• [Problem details] Display every line of the listing below that contains the string "inverted", treating uppercase and lowercase letters as distinct.

• [Raw data]
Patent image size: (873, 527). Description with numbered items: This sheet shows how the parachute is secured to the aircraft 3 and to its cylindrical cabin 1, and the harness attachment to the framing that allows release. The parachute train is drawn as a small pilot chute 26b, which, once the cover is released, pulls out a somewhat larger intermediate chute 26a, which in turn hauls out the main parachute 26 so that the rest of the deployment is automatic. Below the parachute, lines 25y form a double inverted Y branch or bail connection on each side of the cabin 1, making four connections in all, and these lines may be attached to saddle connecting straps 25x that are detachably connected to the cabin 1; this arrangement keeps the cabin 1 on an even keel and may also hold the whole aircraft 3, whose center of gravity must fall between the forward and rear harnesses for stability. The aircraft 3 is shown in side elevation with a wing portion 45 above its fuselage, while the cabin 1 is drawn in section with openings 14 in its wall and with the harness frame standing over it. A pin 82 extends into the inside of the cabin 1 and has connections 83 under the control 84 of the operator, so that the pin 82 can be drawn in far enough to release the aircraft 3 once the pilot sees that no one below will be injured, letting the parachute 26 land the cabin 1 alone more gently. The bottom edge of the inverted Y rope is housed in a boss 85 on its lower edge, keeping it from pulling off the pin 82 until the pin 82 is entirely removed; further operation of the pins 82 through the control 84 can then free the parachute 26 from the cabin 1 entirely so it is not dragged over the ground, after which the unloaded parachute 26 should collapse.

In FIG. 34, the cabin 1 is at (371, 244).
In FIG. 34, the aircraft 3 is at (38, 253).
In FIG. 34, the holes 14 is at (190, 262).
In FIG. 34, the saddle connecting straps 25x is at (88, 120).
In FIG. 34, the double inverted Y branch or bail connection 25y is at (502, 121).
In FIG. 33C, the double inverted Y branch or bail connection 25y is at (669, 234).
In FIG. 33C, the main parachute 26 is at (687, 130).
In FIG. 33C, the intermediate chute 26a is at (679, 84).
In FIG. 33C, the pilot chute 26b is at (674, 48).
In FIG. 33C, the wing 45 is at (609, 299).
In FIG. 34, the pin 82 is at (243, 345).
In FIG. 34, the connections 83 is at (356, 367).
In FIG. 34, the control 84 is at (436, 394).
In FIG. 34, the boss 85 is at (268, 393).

• [Answer]
Patent image size: (873, 527). Description with numbered items: This sheet shows how the parachute is secured to the aircraft 3 and to its cylindrical cabin 1, and the harness attachment to the framing that allows release. The parachute train is drawn as a small pilot chute 26b, which, once the cover is released, pulls out a somewhat larger intermediate chute 26a, which in turn hauls out the main parachute 26 so that the rest of the deployment is automatic. Below the parachute, lines 25y form a double inverted Y branch or bail connection on each side of the cabin 1, making four connections in all, and these lines may be attached to saddle connecting straps 25x that are detachably connected to the cabin 1; this arrangement keeps the cabin 1 on an even keel and may also hold the whole aircraft 3, whose center of gravity must fall between the forward and rear harnesses for stability. The aircraft 3 is shown in side elevation with a wing portion 45 above its fuselage, while the cabin 1 is drawn in section with openings 14 in its wall and with the harness frame standing over it. A pin 82 extends into the inside of the cabin 1 and has connections 83 under the control 84 of the operator, so that the pin 82 can be drawn in far enough to release the aircraft 3 once the pilot sees that no one below will be injured, letting the parachute 26 land the cabin 1 alone more gently. The bottom edge of the inverted Y rope is housed in a boss 85 on its lower edge, keeping it from pulling off the pin 82 until the pin 82 is entirely removed; further operation of the pins 82 through the control 84 can then free the parachute 26 from the cabin 1 entirely so it is not dragged over the ground, after which the unloaded parachute 26 should collapse.
In FIG. 34, the double inverted Y branch or bail connection 25y is at (502, 121).
In FIG. 33C, the double inverted Y branch or bail connection 25y is at (669, 234).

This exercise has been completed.